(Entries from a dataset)
—————

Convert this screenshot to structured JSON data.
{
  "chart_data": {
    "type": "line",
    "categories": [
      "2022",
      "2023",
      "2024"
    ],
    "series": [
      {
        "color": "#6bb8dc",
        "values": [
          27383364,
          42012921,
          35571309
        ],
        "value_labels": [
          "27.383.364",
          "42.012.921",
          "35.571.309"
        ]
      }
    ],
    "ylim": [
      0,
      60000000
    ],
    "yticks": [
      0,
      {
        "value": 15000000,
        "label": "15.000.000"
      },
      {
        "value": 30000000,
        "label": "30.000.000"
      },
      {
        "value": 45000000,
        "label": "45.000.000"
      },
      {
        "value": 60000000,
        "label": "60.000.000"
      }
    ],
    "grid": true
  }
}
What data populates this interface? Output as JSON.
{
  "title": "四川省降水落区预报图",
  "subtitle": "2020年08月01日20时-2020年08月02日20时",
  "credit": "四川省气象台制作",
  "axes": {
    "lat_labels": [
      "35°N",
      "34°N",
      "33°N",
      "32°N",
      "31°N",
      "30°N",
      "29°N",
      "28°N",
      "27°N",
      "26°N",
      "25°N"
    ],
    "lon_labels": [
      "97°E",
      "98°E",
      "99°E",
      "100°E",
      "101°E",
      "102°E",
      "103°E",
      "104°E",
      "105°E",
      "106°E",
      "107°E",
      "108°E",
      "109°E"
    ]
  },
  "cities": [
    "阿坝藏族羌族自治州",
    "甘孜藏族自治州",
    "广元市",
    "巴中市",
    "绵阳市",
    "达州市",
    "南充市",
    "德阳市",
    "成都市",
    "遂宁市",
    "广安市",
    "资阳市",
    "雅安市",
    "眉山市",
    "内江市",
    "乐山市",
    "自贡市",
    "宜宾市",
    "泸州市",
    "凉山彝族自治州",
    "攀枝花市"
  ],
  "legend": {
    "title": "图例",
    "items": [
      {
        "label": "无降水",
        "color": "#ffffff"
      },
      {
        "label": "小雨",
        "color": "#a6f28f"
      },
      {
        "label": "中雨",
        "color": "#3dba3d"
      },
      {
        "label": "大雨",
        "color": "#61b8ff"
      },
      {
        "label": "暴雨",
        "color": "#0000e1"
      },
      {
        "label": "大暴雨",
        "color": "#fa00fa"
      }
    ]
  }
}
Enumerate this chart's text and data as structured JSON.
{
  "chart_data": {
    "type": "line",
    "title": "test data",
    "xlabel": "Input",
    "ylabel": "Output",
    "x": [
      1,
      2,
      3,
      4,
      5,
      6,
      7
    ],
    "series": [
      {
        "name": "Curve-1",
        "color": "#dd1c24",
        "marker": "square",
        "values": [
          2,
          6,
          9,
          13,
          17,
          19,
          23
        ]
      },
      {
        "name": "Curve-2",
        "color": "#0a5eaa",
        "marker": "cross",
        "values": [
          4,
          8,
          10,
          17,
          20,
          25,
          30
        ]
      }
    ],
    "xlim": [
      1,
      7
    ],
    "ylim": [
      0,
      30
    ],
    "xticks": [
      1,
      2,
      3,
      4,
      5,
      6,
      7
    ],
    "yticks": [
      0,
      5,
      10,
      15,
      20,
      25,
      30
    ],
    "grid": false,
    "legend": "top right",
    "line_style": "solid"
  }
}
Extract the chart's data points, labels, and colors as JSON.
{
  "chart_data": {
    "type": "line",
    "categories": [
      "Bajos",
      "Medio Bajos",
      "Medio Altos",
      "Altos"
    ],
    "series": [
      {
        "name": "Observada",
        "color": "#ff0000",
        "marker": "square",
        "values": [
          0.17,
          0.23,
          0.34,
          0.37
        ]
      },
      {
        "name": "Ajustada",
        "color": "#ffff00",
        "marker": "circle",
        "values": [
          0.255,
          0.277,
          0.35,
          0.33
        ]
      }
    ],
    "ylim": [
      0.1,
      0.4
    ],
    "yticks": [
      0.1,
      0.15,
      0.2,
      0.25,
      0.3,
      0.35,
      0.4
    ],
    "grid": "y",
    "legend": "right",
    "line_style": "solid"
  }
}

—————

▸ Stated task: Count the lines in the entries that hold the word "name", and give nothing but the total.

▸ Solution: 4